Membres Tonnage (équivalent blé)

Argentine 35.000

Australie 250.000

Canada 420.000

Communauté européenne

et ses Etats membres 1.320.000

Etats-Unis d'Amérique 2.500.000

Japon 300.000

Norvège 30.000

Suisse 40.000 ... »

En somme, l'aide alimentaire à trois catégories de donateurs, les Etats membres signataires de la convention relative à l'aide cité ci-dessus, les organisations internationales (organes subsidiaires de l'ONU ; FAO, PAM, UNICEF,...), les Organisations non gouvernementales (ONG ; CARE, OXFAM,...) et les organisations interétatiques ( Union européenne, Union africaine,...).

L'aide fournie par les organisations internationales est très souvent gérée par les ONG et associations locales ou internationales, à défaut elle est donnée au gouvernement du pays bénéficière. Dans les situations de crise les pays et institutions donateurs passent soit directement par le gouvernement soit par des ONG locales et internationales. Les pays peuvent aussi fournir leurs aides alimentaires auprès des organisations internationales comme le PAM ou la FAO.

En 2004, 51% de l'aide alimentaire mondiale a été acheminée via les relations multilatérales. La quasi-totalité de ces livraisons a transité par le PAM, soit 98%.

La même année la part de l'aide alimentaire transitant par les organisations non

gouvernementales a représenté 28% des livraisons globales d'aide alimentaire.

Par contre, l'aide alimentaire bilatérale (généralement fournie directement de

gouvernement à gouvernement) a représenté 21%.

____________

* Consigne à suivre *
Recopiez mot pour mot le passage sur l'aide alimentaire, en commençant aux mots « La même année » et en vous arrêtant après « a représenté 21%. ». Les items proviennent d'une autre source que l'extrait.

Entrées tirées d'une collection
____________

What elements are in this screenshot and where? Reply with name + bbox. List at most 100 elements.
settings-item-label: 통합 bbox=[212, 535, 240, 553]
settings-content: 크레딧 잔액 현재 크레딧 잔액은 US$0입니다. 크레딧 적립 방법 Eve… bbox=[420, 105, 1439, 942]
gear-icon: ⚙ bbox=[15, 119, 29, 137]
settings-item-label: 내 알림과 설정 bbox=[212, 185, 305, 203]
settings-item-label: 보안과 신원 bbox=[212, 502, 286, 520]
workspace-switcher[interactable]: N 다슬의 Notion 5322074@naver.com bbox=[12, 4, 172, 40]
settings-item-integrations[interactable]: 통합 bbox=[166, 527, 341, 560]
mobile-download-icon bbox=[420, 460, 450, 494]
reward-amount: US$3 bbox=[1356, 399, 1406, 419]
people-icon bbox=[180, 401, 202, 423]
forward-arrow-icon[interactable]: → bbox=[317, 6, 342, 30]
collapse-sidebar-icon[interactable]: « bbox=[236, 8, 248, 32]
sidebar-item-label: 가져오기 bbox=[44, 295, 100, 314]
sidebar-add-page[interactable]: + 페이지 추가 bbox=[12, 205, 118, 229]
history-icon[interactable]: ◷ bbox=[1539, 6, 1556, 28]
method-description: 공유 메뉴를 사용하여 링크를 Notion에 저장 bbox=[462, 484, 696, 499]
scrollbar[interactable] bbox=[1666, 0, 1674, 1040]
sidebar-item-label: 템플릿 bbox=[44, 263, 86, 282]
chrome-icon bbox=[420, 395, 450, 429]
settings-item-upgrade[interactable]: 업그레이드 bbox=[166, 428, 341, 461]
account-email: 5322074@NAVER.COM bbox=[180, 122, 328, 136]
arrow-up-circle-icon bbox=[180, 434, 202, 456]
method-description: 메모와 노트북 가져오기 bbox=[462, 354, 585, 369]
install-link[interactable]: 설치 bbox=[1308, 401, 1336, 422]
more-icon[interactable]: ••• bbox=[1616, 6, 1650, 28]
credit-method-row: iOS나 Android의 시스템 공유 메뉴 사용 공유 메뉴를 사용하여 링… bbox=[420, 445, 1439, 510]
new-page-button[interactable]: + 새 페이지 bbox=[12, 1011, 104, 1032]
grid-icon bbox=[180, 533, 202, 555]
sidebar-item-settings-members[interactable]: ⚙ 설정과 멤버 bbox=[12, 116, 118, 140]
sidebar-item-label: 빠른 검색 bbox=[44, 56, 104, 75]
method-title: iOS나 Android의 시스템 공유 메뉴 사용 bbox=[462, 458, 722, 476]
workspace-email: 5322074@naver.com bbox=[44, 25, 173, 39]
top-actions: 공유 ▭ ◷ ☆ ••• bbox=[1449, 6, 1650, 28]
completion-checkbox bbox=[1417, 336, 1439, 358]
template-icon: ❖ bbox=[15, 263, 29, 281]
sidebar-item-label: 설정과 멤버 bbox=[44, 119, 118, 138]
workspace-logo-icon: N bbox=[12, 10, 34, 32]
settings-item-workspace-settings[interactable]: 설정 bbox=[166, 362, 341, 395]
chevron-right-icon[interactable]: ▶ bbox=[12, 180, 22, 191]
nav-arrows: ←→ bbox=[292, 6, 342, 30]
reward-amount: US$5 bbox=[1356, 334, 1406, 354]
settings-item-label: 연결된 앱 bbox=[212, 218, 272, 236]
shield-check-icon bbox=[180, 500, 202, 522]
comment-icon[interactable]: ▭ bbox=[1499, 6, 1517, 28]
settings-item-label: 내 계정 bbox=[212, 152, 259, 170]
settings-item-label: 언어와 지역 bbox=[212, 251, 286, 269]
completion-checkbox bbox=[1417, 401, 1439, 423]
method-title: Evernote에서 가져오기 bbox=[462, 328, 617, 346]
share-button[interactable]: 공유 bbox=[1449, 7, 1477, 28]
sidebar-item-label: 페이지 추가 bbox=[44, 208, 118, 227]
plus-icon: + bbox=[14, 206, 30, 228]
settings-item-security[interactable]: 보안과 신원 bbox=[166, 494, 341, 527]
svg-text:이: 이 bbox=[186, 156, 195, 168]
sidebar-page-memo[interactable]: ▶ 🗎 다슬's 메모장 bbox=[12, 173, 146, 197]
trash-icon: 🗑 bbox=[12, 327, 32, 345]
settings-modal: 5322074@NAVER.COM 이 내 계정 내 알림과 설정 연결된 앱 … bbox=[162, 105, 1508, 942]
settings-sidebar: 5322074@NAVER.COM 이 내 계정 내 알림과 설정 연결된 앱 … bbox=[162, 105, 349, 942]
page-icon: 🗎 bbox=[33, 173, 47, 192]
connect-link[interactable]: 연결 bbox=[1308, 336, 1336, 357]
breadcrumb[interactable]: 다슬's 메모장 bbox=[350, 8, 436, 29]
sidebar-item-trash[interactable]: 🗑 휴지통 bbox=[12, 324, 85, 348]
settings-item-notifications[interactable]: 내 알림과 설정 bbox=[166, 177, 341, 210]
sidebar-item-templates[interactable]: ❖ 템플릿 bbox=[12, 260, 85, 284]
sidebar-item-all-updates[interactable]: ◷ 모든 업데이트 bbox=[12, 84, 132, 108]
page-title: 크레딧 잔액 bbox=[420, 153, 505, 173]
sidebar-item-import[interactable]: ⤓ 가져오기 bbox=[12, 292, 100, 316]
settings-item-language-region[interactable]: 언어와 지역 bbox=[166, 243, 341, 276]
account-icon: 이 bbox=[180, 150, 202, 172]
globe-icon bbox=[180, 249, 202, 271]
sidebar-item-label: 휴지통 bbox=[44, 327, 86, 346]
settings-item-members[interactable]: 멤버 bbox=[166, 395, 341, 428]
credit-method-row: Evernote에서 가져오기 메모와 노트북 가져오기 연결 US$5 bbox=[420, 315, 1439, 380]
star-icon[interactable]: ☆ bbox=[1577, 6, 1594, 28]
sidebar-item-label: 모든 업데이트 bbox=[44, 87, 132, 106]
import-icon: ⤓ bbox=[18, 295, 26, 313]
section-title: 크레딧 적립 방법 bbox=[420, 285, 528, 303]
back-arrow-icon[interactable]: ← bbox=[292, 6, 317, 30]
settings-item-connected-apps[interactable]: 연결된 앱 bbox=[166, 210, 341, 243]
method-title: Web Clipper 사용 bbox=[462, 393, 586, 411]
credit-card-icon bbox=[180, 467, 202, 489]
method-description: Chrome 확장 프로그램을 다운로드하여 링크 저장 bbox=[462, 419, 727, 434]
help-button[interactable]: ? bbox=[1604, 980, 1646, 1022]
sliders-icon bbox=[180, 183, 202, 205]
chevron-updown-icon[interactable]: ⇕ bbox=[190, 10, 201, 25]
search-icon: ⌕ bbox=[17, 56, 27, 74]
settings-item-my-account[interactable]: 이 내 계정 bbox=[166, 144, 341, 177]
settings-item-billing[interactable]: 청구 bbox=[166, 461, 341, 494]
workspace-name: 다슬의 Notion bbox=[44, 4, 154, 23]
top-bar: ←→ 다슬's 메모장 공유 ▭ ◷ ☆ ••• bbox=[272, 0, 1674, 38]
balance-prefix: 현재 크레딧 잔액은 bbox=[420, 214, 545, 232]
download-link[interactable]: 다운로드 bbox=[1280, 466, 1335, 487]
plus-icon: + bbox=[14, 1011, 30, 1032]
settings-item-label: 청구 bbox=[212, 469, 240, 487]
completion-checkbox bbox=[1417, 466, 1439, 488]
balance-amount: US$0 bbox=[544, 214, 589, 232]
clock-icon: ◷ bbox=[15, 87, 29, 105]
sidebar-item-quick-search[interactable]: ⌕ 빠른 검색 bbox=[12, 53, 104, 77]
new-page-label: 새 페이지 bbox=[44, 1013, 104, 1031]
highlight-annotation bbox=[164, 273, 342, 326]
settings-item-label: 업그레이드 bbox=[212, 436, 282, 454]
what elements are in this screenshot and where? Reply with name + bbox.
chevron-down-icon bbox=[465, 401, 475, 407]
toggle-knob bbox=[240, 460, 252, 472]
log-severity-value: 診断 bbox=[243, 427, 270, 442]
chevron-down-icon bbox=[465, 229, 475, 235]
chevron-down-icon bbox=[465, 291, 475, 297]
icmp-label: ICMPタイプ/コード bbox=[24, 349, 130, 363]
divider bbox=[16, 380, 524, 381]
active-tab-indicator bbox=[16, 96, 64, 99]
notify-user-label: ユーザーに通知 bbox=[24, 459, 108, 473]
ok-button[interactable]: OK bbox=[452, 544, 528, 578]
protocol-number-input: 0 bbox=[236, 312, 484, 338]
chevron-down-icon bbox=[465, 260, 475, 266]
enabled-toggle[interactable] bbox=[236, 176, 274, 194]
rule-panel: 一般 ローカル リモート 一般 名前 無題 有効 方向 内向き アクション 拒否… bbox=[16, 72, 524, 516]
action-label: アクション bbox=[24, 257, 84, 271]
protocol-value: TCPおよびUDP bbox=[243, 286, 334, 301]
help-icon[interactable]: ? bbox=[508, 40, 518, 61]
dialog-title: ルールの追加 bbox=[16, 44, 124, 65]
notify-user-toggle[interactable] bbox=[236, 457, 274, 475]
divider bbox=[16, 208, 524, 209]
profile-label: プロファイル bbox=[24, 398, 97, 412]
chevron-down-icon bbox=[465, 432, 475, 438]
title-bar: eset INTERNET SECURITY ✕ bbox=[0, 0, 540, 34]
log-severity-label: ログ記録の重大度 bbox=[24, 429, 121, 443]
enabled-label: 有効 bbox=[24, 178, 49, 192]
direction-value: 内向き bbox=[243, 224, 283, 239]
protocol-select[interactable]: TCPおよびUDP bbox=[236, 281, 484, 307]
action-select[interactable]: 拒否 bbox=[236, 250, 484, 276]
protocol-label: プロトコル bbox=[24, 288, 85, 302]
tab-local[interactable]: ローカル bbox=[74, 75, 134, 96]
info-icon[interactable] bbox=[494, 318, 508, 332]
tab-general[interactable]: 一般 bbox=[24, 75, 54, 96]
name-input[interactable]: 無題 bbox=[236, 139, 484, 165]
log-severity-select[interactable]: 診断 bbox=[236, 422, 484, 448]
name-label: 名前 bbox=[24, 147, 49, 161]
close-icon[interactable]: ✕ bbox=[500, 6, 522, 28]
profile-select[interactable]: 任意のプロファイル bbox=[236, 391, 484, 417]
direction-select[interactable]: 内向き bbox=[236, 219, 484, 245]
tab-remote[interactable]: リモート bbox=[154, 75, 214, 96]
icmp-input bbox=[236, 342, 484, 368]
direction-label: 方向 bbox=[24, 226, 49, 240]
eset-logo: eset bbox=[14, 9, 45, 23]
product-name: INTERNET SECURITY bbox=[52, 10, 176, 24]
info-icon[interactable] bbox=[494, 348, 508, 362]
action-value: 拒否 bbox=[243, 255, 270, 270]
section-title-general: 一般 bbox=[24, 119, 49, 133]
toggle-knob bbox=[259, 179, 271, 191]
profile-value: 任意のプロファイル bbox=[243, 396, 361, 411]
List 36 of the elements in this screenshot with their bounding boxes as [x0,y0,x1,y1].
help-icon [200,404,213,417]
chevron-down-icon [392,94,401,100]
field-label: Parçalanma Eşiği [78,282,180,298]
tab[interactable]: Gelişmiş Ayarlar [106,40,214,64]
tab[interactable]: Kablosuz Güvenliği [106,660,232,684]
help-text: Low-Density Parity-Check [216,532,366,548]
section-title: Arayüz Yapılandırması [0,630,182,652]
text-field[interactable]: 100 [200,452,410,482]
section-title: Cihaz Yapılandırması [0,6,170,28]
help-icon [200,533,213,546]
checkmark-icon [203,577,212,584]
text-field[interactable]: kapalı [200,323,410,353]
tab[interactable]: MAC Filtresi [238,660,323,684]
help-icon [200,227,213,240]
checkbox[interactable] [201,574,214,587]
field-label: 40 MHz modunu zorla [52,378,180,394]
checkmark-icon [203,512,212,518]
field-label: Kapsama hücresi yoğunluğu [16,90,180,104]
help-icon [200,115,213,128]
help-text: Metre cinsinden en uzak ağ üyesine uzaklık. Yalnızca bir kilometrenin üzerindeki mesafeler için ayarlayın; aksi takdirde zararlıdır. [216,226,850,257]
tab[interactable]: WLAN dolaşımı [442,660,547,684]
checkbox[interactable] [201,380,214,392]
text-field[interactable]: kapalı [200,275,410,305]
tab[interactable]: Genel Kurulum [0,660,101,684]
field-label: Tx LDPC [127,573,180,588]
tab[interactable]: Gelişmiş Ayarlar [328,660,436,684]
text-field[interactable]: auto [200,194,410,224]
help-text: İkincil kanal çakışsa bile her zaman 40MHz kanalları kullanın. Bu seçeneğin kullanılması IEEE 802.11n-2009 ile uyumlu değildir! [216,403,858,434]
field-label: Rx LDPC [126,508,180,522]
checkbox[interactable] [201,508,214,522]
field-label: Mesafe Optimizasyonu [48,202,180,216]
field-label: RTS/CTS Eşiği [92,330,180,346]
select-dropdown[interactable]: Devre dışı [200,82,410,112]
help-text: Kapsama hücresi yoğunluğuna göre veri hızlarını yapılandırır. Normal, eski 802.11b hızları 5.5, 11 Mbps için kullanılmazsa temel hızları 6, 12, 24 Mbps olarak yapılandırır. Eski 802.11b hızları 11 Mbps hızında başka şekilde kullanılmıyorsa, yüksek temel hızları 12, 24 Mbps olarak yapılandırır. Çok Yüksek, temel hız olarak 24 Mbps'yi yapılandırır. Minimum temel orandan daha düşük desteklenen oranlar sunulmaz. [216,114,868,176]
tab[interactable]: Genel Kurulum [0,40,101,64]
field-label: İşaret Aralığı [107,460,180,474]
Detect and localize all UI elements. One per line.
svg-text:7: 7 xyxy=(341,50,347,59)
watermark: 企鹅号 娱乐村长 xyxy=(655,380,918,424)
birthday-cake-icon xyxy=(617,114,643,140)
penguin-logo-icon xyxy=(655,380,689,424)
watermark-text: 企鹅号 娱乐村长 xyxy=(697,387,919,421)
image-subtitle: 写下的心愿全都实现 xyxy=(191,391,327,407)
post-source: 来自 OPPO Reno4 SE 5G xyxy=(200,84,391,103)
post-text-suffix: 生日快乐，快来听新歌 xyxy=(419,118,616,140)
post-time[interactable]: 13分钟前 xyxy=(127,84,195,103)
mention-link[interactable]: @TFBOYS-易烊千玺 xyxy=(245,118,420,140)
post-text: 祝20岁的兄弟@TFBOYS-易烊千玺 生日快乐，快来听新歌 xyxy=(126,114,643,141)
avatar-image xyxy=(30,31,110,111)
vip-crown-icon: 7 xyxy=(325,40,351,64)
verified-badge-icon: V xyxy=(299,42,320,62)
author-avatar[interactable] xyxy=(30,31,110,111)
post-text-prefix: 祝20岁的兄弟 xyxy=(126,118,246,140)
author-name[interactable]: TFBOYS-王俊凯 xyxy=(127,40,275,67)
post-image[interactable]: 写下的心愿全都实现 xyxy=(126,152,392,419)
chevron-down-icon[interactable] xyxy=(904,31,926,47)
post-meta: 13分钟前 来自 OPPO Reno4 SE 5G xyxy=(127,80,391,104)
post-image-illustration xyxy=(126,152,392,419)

____________

* Réponse attendue *
La même année la part de l'aide alimentaire transitant par les organisations non

gouvernementales a représenté 28% des livraisons globales d'aide alimentaire.

Par contre, l'aide alimentaire bilatérale (généralement fournie directement de

gouvernement à gouvernement) a représenté 21%.